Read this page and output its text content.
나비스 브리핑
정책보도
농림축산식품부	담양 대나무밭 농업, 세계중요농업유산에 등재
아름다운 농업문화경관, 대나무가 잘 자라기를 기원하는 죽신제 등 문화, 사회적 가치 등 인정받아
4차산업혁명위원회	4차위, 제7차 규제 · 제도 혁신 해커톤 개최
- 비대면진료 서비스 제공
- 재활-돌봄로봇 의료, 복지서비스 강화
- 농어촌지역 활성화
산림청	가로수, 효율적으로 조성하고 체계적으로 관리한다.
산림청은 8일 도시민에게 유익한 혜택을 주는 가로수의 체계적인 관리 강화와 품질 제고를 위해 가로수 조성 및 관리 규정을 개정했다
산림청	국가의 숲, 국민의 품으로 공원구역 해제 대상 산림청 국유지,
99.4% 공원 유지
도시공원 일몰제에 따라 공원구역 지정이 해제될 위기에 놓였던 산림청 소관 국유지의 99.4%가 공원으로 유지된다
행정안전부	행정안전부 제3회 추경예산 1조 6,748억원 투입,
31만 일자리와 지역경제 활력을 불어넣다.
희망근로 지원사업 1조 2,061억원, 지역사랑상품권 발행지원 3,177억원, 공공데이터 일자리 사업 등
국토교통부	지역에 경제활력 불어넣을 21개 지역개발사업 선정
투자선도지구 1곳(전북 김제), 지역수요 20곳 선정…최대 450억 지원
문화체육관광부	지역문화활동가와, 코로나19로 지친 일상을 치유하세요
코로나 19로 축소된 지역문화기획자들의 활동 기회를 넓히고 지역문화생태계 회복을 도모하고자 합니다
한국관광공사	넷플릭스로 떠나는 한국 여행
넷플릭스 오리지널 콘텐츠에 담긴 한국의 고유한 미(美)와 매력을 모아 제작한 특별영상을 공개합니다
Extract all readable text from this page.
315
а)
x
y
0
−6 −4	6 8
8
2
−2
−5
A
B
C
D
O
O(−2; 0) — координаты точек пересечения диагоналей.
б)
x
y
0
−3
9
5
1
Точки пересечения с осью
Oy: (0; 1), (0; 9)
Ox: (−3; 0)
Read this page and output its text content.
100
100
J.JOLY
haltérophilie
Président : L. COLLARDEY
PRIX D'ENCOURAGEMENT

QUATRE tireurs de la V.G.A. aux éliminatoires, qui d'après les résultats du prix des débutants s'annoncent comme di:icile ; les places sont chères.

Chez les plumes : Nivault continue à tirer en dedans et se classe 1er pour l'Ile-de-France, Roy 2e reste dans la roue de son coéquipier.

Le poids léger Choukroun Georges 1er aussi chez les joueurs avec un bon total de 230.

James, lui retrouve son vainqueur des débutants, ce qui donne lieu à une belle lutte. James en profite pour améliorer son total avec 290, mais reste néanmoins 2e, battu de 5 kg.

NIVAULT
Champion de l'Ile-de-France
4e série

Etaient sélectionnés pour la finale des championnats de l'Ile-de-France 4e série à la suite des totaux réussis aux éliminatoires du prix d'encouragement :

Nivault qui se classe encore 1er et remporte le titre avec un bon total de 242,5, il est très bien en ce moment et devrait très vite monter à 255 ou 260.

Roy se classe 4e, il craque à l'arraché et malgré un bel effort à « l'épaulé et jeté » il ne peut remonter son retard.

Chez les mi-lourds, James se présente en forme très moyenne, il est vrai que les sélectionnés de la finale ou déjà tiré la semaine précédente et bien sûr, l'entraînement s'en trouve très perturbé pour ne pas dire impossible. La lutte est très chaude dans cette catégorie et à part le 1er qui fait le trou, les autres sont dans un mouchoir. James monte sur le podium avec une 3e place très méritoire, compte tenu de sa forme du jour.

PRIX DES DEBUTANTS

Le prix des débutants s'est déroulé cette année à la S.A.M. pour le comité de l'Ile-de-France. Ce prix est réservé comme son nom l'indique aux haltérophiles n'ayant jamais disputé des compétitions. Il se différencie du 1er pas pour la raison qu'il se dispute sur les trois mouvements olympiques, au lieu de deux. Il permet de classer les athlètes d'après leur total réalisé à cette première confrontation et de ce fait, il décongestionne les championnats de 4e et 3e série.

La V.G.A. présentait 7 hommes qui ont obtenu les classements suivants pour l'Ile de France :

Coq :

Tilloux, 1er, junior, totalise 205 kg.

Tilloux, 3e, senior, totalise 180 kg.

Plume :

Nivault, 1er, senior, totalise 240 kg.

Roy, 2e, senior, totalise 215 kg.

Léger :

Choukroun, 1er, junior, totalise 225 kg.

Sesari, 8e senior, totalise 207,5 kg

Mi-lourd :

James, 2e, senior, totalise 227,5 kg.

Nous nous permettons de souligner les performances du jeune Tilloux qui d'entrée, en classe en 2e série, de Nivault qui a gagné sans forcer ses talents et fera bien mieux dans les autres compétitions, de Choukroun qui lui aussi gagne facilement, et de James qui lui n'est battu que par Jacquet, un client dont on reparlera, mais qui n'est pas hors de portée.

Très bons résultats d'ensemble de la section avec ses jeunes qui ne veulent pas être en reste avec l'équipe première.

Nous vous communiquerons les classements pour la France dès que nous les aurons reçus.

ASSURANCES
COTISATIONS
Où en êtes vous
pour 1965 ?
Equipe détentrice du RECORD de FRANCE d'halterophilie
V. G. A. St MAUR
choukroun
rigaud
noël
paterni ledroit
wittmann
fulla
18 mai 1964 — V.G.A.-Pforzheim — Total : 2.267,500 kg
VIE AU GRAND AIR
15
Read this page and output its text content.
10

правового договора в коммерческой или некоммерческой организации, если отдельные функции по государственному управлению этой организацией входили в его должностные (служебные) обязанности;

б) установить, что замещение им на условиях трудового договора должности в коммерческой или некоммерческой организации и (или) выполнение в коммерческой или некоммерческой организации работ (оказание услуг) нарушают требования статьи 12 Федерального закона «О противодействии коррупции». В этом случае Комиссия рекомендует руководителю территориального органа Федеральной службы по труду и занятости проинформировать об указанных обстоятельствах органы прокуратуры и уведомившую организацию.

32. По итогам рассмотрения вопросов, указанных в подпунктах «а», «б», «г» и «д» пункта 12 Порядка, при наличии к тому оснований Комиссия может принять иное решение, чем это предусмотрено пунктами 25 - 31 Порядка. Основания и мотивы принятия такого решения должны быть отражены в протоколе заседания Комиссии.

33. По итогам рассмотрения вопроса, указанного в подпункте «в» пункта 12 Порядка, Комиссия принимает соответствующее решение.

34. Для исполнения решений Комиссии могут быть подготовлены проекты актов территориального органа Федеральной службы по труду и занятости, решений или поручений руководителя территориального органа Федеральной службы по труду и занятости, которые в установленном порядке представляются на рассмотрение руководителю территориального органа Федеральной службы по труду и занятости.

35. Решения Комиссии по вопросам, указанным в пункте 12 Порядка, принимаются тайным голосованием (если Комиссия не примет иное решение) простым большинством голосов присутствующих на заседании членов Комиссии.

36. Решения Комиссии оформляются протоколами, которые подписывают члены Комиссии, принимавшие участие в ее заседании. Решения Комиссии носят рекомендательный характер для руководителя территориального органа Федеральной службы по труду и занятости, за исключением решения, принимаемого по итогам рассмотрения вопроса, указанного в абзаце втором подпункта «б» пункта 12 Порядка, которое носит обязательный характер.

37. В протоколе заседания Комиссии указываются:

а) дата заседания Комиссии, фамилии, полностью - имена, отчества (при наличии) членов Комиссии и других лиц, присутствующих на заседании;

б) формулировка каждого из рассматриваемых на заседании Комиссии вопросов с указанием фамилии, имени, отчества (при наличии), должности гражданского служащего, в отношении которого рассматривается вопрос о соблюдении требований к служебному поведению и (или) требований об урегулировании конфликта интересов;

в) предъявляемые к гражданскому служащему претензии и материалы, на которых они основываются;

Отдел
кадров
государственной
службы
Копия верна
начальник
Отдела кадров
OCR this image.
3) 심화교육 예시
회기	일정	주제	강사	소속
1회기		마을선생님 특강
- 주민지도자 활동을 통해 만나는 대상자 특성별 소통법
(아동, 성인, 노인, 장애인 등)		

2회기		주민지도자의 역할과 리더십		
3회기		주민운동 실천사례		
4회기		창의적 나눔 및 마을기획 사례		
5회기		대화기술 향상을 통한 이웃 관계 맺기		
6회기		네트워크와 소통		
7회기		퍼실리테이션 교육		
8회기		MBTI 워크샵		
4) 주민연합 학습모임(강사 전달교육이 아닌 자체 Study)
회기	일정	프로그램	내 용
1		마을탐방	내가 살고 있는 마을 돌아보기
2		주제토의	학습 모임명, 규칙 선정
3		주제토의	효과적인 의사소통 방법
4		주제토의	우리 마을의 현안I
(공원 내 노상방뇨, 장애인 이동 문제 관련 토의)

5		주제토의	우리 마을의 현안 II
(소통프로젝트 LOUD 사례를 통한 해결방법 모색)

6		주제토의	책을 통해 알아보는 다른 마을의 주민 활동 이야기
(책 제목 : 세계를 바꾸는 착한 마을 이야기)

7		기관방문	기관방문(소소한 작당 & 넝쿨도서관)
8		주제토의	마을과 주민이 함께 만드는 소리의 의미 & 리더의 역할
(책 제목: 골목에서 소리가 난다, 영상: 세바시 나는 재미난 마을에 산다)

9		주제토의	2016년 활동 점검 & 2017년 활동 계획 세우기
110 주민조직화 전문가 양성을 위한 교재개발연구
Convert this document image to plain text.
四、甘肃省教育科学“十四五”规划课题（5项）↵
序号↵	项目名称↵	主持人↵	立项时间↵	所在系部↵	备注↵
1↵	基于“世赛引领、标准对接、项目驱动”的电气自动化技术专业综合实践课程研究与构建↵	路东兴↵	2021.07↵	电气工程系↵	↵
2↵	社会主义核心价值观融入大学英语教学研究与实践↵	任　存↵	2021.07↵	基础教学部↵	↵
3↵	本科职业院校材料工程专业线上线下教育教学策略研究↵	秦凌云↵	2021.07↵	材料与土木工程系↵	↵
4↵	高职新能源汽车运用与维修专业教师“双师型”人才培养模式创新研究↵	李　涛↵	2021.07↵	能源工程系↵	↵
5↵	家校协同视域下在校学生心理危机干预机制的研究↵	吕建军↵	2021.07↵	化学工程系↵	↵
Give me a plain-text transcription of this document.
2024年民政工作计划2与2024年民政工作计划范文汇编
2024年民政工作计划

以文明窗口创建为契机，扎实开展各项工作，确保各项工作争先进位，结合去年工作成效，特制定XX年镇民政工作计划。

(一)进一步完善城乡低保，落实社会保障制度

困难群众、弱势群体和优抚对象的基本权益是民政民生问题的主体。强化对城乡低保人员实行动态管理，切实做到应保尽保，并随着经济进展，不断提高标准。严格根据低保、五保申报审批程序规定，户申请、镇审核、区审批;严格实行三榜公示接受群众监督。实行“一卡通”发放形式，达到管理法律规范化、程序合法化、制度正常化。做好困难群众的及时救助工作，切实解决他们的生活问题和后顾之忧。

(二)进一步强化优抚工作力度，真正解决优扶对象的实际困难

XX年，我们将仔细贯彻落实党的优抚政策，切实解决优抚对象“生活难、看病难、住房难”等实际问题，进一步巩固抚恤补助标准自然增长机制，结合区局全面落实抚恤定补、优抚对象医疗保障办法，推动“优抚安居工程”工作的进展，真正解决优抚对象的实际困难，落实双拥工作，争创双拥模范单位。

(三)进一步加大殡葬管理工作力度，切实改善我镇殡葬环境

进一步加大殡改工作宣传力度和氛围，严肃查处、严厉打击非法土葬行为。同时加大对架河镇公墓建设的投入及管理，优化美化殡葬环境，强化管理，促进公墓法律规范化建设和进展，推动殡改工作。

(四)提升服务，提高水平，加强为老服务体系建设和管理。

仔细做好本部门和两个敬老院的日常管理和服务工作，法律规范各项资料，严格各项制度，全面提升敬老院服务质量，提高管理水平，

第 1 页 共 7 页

▬▬▬▬▬▬

▶ **Work instructions**
In the records above, how many lines contain the string "членов"? State that number only.

▶ **Completed exercise**
2